*Exercise prompt:* Reproduce each line exactly.

*Records for the task:*
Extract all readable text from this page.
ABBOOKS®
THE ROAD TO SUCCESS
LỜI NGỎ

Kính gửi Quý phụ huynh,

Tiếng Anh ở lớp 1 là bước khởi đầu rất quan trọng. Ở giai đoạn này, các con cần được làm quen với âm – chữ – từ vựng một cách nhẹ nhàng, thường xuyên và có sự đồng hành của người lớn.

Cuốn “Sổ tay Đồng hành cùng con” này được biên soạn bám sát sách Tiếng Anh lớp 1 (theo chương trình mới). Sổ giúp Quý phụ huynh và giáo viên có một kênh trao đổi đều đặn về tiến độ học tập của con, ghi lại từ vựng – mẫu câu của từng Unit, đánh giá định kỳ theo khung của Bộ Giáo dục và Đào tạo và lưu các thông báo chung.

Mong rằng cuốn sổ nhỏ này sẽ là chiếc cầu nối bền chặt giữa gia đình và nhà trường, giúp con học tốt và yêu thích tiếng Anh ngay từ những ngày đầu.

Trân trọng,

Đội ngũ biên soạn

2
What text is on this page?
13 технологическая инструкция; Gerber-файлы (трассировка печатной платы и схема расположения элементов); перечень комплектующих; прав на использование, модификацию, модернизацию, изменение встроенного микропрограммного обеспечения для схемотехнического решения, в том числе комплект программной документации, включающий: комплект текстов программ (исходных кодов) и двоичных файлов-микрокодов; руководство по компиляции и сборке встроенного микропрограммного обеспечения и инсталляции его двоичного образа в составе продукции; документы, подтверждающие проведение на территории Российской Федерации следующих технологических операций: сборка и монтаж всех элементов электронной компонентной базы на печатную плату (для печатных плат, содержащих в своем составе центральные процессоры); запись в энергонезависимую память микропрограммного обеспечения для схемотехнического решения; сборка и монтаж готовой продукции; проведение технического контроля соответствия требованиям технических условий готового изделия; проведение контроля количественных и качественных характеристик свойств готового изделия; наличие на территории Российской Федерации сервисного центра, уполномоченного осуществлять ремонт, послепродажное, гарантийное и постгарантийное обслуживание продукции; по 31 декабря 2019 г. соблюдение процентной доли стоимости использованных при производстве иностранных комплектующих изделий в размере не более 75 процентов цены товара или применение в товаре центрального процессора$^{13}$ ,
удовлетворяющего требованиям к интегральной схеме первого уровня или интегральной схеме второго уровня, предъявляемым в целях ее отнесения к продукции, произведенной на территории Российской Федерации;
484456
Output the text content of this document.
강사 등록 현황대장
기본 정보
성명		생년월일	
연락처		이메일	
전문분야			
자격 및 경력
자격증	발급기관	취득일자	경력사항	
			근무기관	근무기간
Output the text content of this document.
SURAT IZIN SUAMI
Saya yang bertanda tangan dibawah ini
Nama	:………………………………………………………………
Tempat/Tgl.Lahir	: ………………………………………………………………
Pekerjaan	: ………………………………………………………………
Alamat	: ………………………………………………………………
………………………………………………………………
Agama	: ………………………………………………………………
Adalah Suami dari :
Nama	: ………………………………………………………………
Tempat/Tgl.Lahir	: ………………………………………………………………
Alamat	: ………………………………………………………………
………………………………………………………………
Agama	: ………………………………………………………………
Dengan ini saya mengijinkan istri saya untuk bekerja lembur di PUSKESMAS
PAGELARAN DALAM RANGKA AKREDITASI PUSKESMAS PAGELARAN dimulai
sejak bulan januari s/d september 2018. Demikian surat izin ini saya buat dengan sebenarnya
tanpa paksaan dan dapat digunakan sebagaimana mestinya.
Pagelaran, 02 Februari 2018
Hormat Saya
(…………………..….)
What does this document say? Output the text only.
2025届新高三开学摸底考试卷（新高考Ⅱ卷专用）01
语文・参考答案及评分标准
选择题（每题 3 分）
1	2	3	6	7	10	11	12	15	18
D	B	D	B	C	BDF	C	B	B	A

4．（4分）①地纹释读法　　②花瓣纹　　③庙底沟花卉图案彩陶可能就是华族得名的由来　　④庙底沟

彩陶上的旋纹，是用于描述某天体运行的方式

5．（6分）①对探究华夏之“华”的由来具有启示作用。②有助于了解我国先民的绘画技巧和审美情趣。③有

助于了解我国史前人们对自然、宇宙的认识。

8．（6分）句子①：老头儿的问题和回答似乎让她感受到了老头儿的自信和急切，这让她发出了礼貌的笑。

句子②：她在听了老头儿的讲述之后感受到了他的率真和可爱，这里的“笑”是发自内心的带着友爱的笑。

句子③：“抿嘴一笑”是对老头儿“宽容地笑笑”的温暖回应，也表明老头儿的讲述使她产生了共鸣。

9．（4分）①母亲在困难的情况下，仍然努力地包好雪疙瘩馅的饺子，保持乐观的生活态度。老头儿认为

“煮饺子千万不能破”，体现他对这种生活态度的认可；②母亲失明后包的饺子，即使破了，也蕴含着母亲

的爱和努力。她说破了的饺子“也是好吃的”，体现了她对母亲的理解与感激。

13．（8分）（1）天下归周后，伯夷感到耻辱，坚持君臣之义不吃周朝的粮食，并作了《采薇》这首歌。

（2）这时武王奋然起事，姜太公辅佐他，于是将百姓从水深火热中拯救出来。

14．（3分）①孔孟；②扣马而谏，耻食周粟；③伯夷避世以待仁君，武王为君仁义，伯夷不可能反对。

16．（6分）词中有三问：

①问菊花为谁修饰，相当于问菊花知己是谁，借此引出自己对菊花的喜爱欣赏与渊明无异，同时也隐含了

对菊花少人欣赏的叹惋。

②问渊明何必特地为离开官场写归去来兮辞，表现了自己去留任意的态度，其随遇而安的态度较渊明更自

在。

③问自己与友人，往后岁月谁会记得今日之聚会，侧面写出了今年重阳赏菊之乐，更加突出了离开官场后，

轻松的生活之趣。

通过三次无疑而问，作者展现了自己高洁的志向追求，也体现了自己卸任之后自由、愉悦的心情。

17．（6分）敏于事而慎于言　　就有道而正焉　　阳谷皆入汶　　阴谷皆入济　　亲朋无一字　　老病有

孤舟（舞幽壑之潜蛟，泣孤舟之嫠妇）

*Written reply:*
Extract all readable text from this page.
ABBOOKS®
THE ROAD TO SUCCESS
LỜI NGỎ

Kính gửi Quý phụ huynh,

Tiếng Anh ở lớp 1 là bước khởi đầu rất quan trọng. Ở giai đoạn này, các con cần được làm quen với âm – chữ – từ vựng một cách nhẹ nhàng, thường xuyên và có sự đồng hành của người lớn.

Cuốn “Sổ tay Đồng hành cùng con” này được biên soạn bám sát sách Tiếng Anh lớp 1 (theo chương trình mới). Sổ giúp Quý phụ huynh và giáo viên có một kênh trao đổi đều đặn về tiến độ học tập của con, ghi lại từ vựng – mẫu câu của từng Unit, đánh giá định kỳ theo khung của Bộ Giáo dục và Đào tạo và lưu các thông báo chung.

Mong rằng cuốn sổ nhỏ này sẽ là chiếc cầu nối bền chặt giữa gia đình và nhà trường, giúp con học tốt và yêu thích tiếng Anh ngay từ những ngày đầu.

Trân trọng,

Đội ngũ biên soạn

2
What text is on this page?
13 технологическая инструкция; Gerber-файлы (трассировка печатной платы и схема расположения элементов); перечень комплектующих; прав на использование, модификацию, модернизацию, изменение встроенного микропрограммного обеспечения для схемотехнического решения, в том числе комплект программной документации, включающий: комплект текстов программ (исходных кодов) и двоичных файлов-микрокодов; руководство по компиляции и сборке встроенного микропрограммного обеспечения и инсталляции его двоичного образа в составе продукции; документы, подтверждающие проведение на территории Российской Федерации следующих технологических операций: сборка и монтаж всех элементов электронной компонентной базы на печатную плату (для печатных плат, содержащих в своем составе центральные процессоры); запись в энергонезависимую память микропрограммного обеспечения для схемотехнического решения; сборка и монтаж готовой продукции; проведение технического контроля соответствия требованиям технических условий готового изделия; проведение контроля количественных и качественных характеристик свойств готового изделия; наличие на территории Российской Федерации сервисного центра, уполномоченного осуществлять ремонт, послепродажное, гарантийное и постгарантийное обслуживание продукции; по 31 декабря 2019 г. соблюдение процентной доли стоимости использованных при производстве иностранных комплектующих изделий в размере не более 75 процентов цены товара или применение в товаре центрального процессора$^{13}$ ,
удовлетворяющего требованиям к интегральной схеме первого уровня или интегральной схеме второго уровня, предъявляемым в целях ее отнесения к продукции, произведенной на территории Российской Федерации;
484456
Output the text content of this document.
강사 등록 현황대장
기본 정보
성명		생년월일	
연락처		이메일	
전문분야			
자격 및 경력
자격증	발급기관	취득일자	경력사항	
			근무기관	근무기간
Output the text content of this document.
SURAT IZIN SUAMI
Saya yang bertanda tangan dibawah ini
Nama	:………………………………………………………………
Tempat/Tgl.Lahir	: ………………………………………………………………
Pekerjaan	: ………………………………………………………………
Alamat	: ………………………………………………………………
………………………………………………………………
Agama	: ………………………………………………………………
Adalah Suami dari :
Nama	: ………………………………………………………………
Tempat/Tgl.Lahir	: ………………………………………………………………
Alamat	: ………………………………………………………………
………………………………………………………………
Agama	: ………………………………………………………………
Dengan ini saya mengijinkan istri saya untuk bekerja lembur di PUSKESMAS
PAGELARAN DALAM RANGKA AKREDITASI PUSKESMAS PAGELARAN dimulai
sejak bulan januari s/d september 2018. Demikian surat izin ini saya buat dengan sebenarnya
tanpa paksaan dan dapat digunakan sebagaimana mestinya.
Pagelaran, 02 Februari 2018
Hormat Saya
(…………………..….)
What does this document say? Output the text only.
2025届新高三开学摸底考试卷（新高考Ⅱ卷专用）01
语文・参考答案及评分标准
选择题（每题 3 分）
1	2	3	6	7	10	11	12	15	18
D	B	D	B	C	BDF	C	B	B	A

4．（4分）①地纹释读法　　②花瓣纹　　③庙底沟花卉图案彩陶可能就是华族得名的由来　　④庙底沟

彩陶上的旋纹，是用于描述某天体运行的方式

5．（6分）①对探究华夏之“华”的由来具有启示作用。②有助于了解我国先民的绘画技巧和审美情趣。③有

助于了解我国史前人们对自然、宇宙的认识。

8．（6分）句子①：老头儿的问题和回答似乎让她感受到了老头儿的自信和急切，这让她发出了礼貌的笑。

句子②：她在听了老头儿的讲述之后感受到了他的率真和可爱，这里的“笑”是发自内心的带着友爱的笑。

句子③：“抿嘴一笑”是对老头儿“宽容地笑笑”的温暖回应，也表明老头儿的讲述使她产生了共鸣。

9．（4分）①母亲在困难的情况下，仍然努力地包好雪疙瘩馅的饺子，保持乐观的生活态度。老头儿认为

“煮饺子千万不能破”，体现他对这种生活态度的认可；②母亲失明后包的饺子，即使破了，也蕴含着母亲

的爱和努力。她说破了的饺子“也是好吃的”，体现了她对母亲的理解与感激。

13．（8分）（1）天下归周后，伯夷感到耻辱，坚持君臣之义不吃周朝的粮食，并作了《采薇》这首歌。

（2）这时武王奋然起事，姜太公辅佐他，于是将百姓从水深火热中拯救出来。

14．（3分）①孔孟；②扣马而谏，耻食周粟；③伯夷避世以待仁君，武王为君仁义，伯夷不可能反对。

16．（6分）词中有三问：

①问菊花为谁修饰，相当于问菊花知己是谁，借此引出自己对菊花的喜爱欣赏与渊明无异，同时也隐含了

对菊花少人欣赏的叹惋。

②问渊明何必特地为离开官场写归去来兮辞，表现了自己去留任意的态度，其随遇而安的态度较渊明更自

在。

③问自己与友人，往后岁月谁会记得今日之聚会，侧面写出了今年重阳赏菊之乐，更加突出了离开官场后，

轻松的生活之趣。

通过三次无疑而问，作者展现了自己高洁的志向追求，也体现了自己卸任之后自由、愉悦的心情。

17．（6分）敏于事而慎于言　　就有道而正焉　　阳谷皆入汶　　阴谷皆入济　　亲朋无一字　　老病有

孤舟（舞幽壑之潜蛟，泣孤舟之嫠妇）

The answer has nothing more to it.